**What is being asked**
Transcribe the data in full and exactly, omitting any pictures.

**Data to process**
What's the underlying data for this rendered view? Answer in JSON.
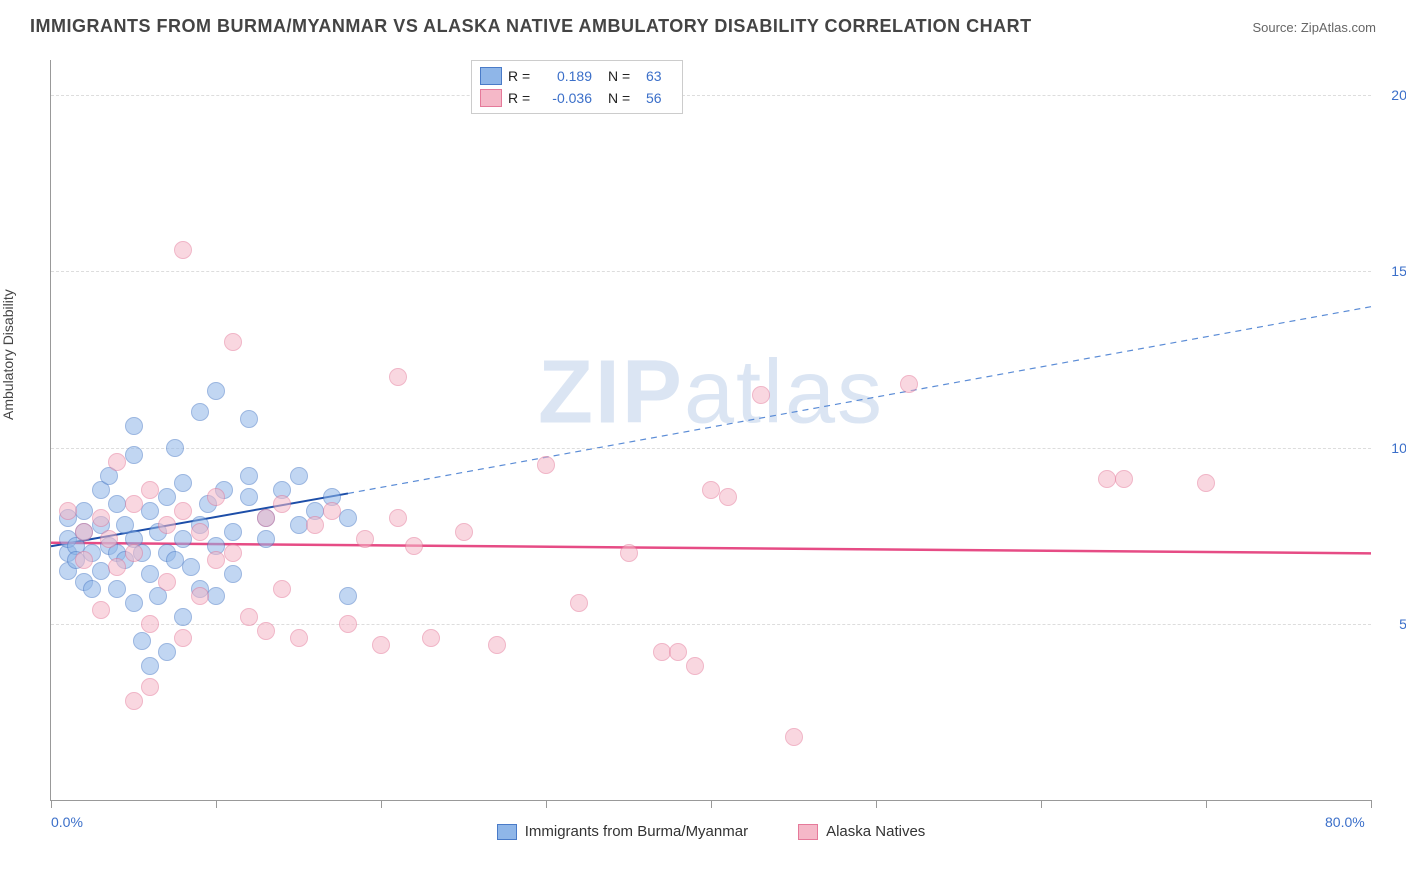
{
  "title": "IMMIGRANTS FROM BURMA/MYANMAR VS ALASKA NATIVE AMBULATORY DISABILITY CORRELATION CHART",
  "source": "Source: ZipAtlas.com",
  "ylabel": "Ambulatory Disability",
  "watermark_bold": "ZIP",
  "watermark_light": "atlas",
  "chart": {
    "type": "scatter",
    "xlim": [
      0,
      80
    ],
    "ylim": [
      0,
      21
    ],
    "x_ticks": [
      0,
      10,
      20,
      30,
      40,
      50,
      60,
      70,
      80
    ],
    "x_tick_labels": {
      "0": "0.0%",
      "80": "80.0%"
    },
    "y_ticks": [
      5,
      10,
      15,
      20
    ],
    "y_tick_labels": [
      "5.0%",
      "10.0%",
      "15.0%",
      "20.0%"
    ],
    "grid_color": "#dddddd",
    "background_color": "#ffffff",
    "axis_color": "#999999",
    "label_color": "#444444",
    "tick_label_color": "#3b6fc9",
    "point_radius": 8,
    "point_opacity": 0.55
  },
  "series": [
    {
      "id": "burma",
      "label": "Immigrants from Burma/Myanmar",
      "fill_color": "#8fb6e8",
      "stroke_color": "#4a7bc8",
      "R_label": "R =",
      "R": "0.189",
      "N_label": "N =",
      "N": "63",
      "trend": {
        "solid": {
          "x1": 0,
          "y1": 7.2,
          "x2": 18,
          "y2": 8.7
        },
        "dashed": {
          "x1": 18,
          "y1": 8.7,
          "x2": 80,
          "y2": 14.0
        },
        "solid_color": "#1d4ea8",
        "solid_width": 2,
        "dashed_color": "#5b8cd6",
        "dashed_width": 1.2,
        "dash": "6,5"
      },
      "points": [
        [
          1,
          7.0
        ],
        [
          1,
          7.4
        ],
        [
          1,
          6.5
        ],
        [
          1,
          8.0
        ],
        [
          1.5,
          7.2
        ],
        [
          1.5,
          6.8
        ],
        [
          2,
          7.6
        ],
        [
          2,
          6.2
        ],
        [
          2,
          8.2
        ],
        [
          2.5,
          7.0
        ],
        [
          2.5,
          6.0
        ],
        [
          3,
          7.8
        ],
        [
          3,
          6.5
        ],
        [
          3,
          8.8
        ],
        [
          3.5,
          7.2
        ],
        [
          3.5,
          9.2
        ],
        [
          4,
          7.0
        ],
        [
          4,
          6.0
        ],
        [
          4,
          8.4
        ],
        [
          4.5,
          6.8
        ],
        [
          4.5,
          7.8
        ],
        [
          5,
          7.4
        ],
        [
          5,
          5.6
        ],
        [
          5,
          9.8
        ],
        [
          5,
          10.6
        ],
        [
          5.5,
          7.0
        ],
        [
          5.5,
          4.5
        ],
        [
          6,
          8.2
        ],
        [
          6,
          6.4
        ],
        [
          6,
          3.8
        ],
        [
          6.5,
          7.6
        ],
        [
          6.5,
          5.8
        ],
        [
          7,
          8.6
        ],
        [
          7,
          7.0
        ],
        [
          7,
          4.2
        ],
        [
          7.5,
          10.0
        ],
        [
          7.5,
          6.8
        ],
        [
          8,
          7.4
        ],
        [
          8,
          9.0
        ],
        [
          8,
          5.2
        ],
        [
          8.5,
          6.6
        ],
        [
          9,
          7.8
        ],
        [
          9,
          11.0
        ],
        [
          9,
          6.0
        ],
        [
          9.5,
          8.4
        ],
        [
          10,
          7.2
        ],
        [
          10,
          11.6
        ],
        [
          10,
          5.8
        ],
        [
          10.5,
          8.8
        ],
        [
          11,
          7.6
        ],
        [
          11,
          6.4
        ],
        [
          12,
          8.6
        ],
        [
          12,
          10.8
        ],
        [
          12,
          9.2
        ],
        [
          13,
          7.4
        ],
        [
          13,
          8.0
        ],
        [
          14,
          8.8
        ],
        [
          15,
          7.8
        ],
        [
          15,
          9.2
        ],
        [
          16,
          8.2
        ],
        [
          17,
          8.6
        ],
        [
          18,
          5.8
        ],
        [
          18,
          8.0
        ]
      ]
    },
    {
      "id": "alaska",
      "label": "Alaska Natives",
      "fill_color": "#f5b8c8",
      "stroke_color": "#e57a9a",
      "R_label": "R =",
      "R": "-0.036",
      "N_label": "N =",
      "N": "56",
      "trend": {
        "solid": {
          "x1": 0,
          "y1": 7.3,
          "x2": 80,
          "y2": 7.0
        },
        "solid_color": "#e64c85",
        "solid_width": 2.5
      },
      "points": [
        [
          1,
          8.2
        ],
        [
          2,
          7.6
        ],
        [
          2,
          6.8
        ],
        [
          3,
          8.0
        ],
        [
          3,
          5.4
        ],
        [
          3.5,
          7.4
        ],
        [
          4,
          9.6
        ],
        [
          4,
          6.6
        ],
        [
          5,
          8.4
        ],
        [
          5,
          7.0
        ],
        [
          5,
          2.8
        ],
        [
          6,
          8.8
        ],
        [
          6,
          5.0
        ],
        [
          6,
          3.2
        ],
        [
          7,
          7.8
        ],
        [
          7,
          6.2
        ],
        [
          8,
          8.2
        ],
        [
          8,
          4.6
        ],
        [
          8,
          15.6
        ],
        [
          9,
          7.6
        ],
        [
          9,
          5.8
        ],
        [
          10,
          8.6
        ],
        [
          10,
          6.8
        ],
        [
          11,
          13.0
        ],
        [
          11,
          7.0
        ],
        [
          12,
          5.2
        ],
        [
          13,
          8.0
        ],
        [
          13,
          4.8
        ],
        [
          14,
          8.4
        ],
        [
          14,
          6.0
        ],
        [
          15,
          4.6
        ],
        [
          16,
          7.8
        ],
        [
          17,
          8.2
        ],
        [
          18,
          5.0
        ],
        [
          19,
          7.4
        ],
        [
          20,
          4.4
        ],
        [
          21,
          8.0
        ],
        [
          21,
          12.0
        ],
        [
          22,
          7.2
        ],
        [
          23,
          4.6
        ],
        [
          25,
          7.6
        ],
        [
          27,
          4.4
        ],
        [
          30,
          9.5
        ],
        [
          32,
          5.6
        ],
        [
          35,
          7.0
        ],
        [
          37,
          4.2
        ],
        [
          38,
          4.2
        ],
        [
          39,
          3.8
        ],
        [
          40,
          8.8
        ],
        [
          41,
          8.6
        ],
        [
          43,
          11.5
        ],
        [
          45,
          1.8
        ],
        [
          52,
          11.8
        ],
        [
          64,
          9.1
        ],
        [
          65,
          9.1
        ],
        [
          70,
          9.0
        ]
      ]
    }
  ],
  "bottom_legend": [
    {
      "label": "Immigrants from Burma/Myanmar",
      "fill": "#8fb6e8",
      "stroke": "#4a7bc8"
    },
    {
      "label": "Alaska Natives",
      "fill": "#f5b8c8",
      "stroke": "#e57a9a"
    }
  ]
}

**Written response**
What's the underlying data for this rendered view? Answer in JSON.
{
  "title": "IMMIGRANTS FROM BURMA/MYANMAR VS ALASKA NATIVE AMBULATORY DISABILITY CORRELATION CHART",
  "source": "Source: ZipAtlas.com",
  "ylabel": "Ambulatory Disability",
  "watermark_bold": "ZIP",
  "watermark_light": "atlas",
  "chart": {
    "type": "scatter",
    "xlim": [
      0,
      80
    ],
    "ylim": [
      0,
      21
    ],
    "x_ticks": [
      0,
      10,
      20,
      30,
      40,
      50,
      60,
      70,
      80
    ],
    "x_tick_labels": {
      "0": "0.0%",
      "80": "80.0%"
    },
    "y_ticks": [
      5,
      10,
      15,
      20
    ],
    "y_tick_labels": [
      "5.0%",
      "10.0%",
      "15.0%",
      "20.0%"
    ],
    "grid_color": "#dddddd",
    "background_color": "#ffffff",
    "axis_color": "#999999",
    "label_color": "#444444",
    "tick_label_color": "#3b6fc9",
    "point_radius": 8,
    "point_opacity": 0.55
  },
  "series": [
    {
      "id": "burma",
      "label": "Immigrants from Burma/Myanmar",
      "fill_color": "#8fb6e8",
      "stroke_color": "#4a7bc8",
      "R_label": "R =",
      "R": "0.189",
      "N_label": "N =",
      "N": "63",
      "trend": {
        "solid": {
          "x1": 0,
          "y1": 7.2,
          "x2": 18,
          "y2": 8.7
        },
        "dashed": {
          "x1": 18,
          "y1": 8.7,
          "x2": 80,
          "y2": 14.0
        },
        "solid_color": "#1d4ea8",
        "solid_width": 2,
        "dashed_color": "#5b8cd6",
        "dashed_width": 1.2,
        "dash": "6,5"
      },
      "points": [
        [
          1,
          7.0
        ],
        [
          1,
          7.4
        ],
        [
          1,
          6.5
        ],
        [
          1,
          8.0
        ],
        [
          1.5,
          7.2
        ],
        [
          1.5,
          6.8
        ],
        [
          2,
          7.6
        ],
        [
          2,
          6.2
        ],
        [
          2,
          8.2
        ],
        [
          2.5,
          7.0
        ],
        [
          2.5,
          6.0
        ],
        [
          3,
          7.8
        ],
        [
          3,
          6.5
        ],
        [
          3,
          8.8
        ],
        [
          3.5,
          7.2
        ],
        [
          3.5,
          9.2
        ],
        [
          4,
          7.0
        ],
        [
          4,
          6.0
        ],
        [
          4,
          8.4
        ],
        [
          4.5,
          6.8
        ],
        [
          4.5,
          7.8
        ],
        [
          5,
          7.4
        ],
        [
          5,
          5.6
        ],
        [
          5,
          9.8
        ],
        [
          5,
          10.6
        ],
        [
          5.5,
          7.0
        ],
        [
          5.5,
          4.5
        ],
        [
          6,
          8.2
        ],
        [
          6,
          6.4
        ],
        [
          6,
          3.8
        ],
        [
          6.5,
          7.6
        ],
        [
          6.5,
          5.8
        ],
        [
          7,
          8.6
        ],
        [
          7,
          7.0
        ],
        [
          7,
          4.2
        ],
        [
          7.5,
          10.0
        ],
        [
          7.5,
          6.8
        ],
        [
          8,
          7.4
        ],
        [
          8,
          9.0
        ],
        [
          8,
          5.2
        ],
        [
          8.5,
          6.6
        ],
        [
          9,
          7.8
        ],
        [
          9,
          11.0
        ],
        [
          9,
          6.0
        ],
        [
          9.5,
          8.4
        ],
        [
          10,
          7.2
        ],
        [
          10,
          11.6
        ],
        [
          10,
          5.8
        ],
        [
          10.5,
          8.8
        ],
        [
          11,
          7.6
        ],
        [
          11,
          6.4
        ],
        [
          12,
          8.6
        ],
        [
          12,
          10.8
        ],
        [
          12,
          9.2
        ],
        [
          13,
          7.4
        ],
        [
          13,
          8.0
        ],
        [
          14,
          8.8
        ],
        [
          15,
          7.8
        ],
        [
          15,
          9.2
        ],
        [
          16,
          8.2
        ],
        [
          17,
          8.6
        ],
        [
          18,
          5.8
        ],
        [
          18,
          8.0
        ]
      ]
    },
    {
      "id": "alaska",
      "label": "Alaska Natives",
      "fill_color": "#f5b8c8",
      "stroke_color": "#e57a9a",
      "R_label": "R =",
      "R": "-0.036",
      "N_label": "N =",
      "N": "56",
      "trend": {
        "solid": {
          "x1": 0,
          "y1": 7.3,
          "x2": 80,
          "y2": 7.0
        },
        "solid_color": "#e64c85",
        "solid_width": 2.5
      },
      "points": [
        [
          1,
          8.2
        ],
        [
          2,
          7.6
        ],
        [
          2,
          6.8
        ],
        [
          3,
          8.0
        ],
        [
          3,
          5.4
        ],
        [
          3.5,
          7.4
        ],
        [
          4,
          9.6
        ],
        [
          4,
          6.6
        ],
        [
          5,
          8.4
        ],
        [
          5,
          7.0
        ],
        [
          5,
          2.8
        ],
        [
          6,
          8.8
        ],
        [
          6,
          5.0
        ],
        [
          6,
          3.2
        ],
        [
          7,
          7.8
        ],
        [
          7,
          6.2
        ],
        [
          8,
          8.2
        ],
        [
          8,
          4.6
        ],
        [
          8,
          15.6
        ],
        [
          9,
          7.6
        ],
        [
          9,
          5.8
        ],
        [
          10,
          8.6
        ],
        [
          10,
          6.8
        ],
        [
          11,
          13.0
        ],
        [
          11,
          7.0
        ],
        [
          12,
          5.2
        ],
        [
          13,
          8.0
        ],
        [
          13,
          4.8
        ],
        [
          14,
          8.4
        ],
        [
          14,
          6.0
        ],
        [
          15,
          4.6
        ],
        [
          16,
          7.8
        ],
        [
          17,
          8.2
        ],
        [
          18,
          5.0
        ],
        [
          19,
          7.4
        ],
        [
          20,
          4.4
        ],
        [
          21,
          8.0
        ],
        [
          21,
          12.0
        ],
        [
          22,
          7.2
        ],
        [
          23,
          4.6
        ],
        [
          25,
          7.6
        ],
        [
          27,
          4.4
        ],
        [
          30,
          9.5
        ],
        [
          32,
          5.6
        ],
        [
          35,
          7.0
        ],
        [
          37,
          4.2
        ],
        [
          38,
          4.2
        ],
        [
          39,
          3.8
        ],
        [
          40,
          8.8
        ],
        [
          41,
          8.6
        ],
        [
          43,
          11.5
        ],
        [
          45,
          1.8
        ],
        [
          52,
          11.8
        ],
        [
          64,
          9.1
        ],
        [
          65,
          9.1
        ],
        [
          70,
          9.0
        ]
      ]
    }
  ],
  "bottom_legend": [
    {
      "label": "Immigrants from Burma/Myanmar",
      "fill": "#8fb6e8",
      "stroke": "#4a7bc8"
    },
    {
      "label": "Alaska Natives",
      "fill": "#f5b8c8",
      "stroke": "#e57a9a"
    }
  ]
}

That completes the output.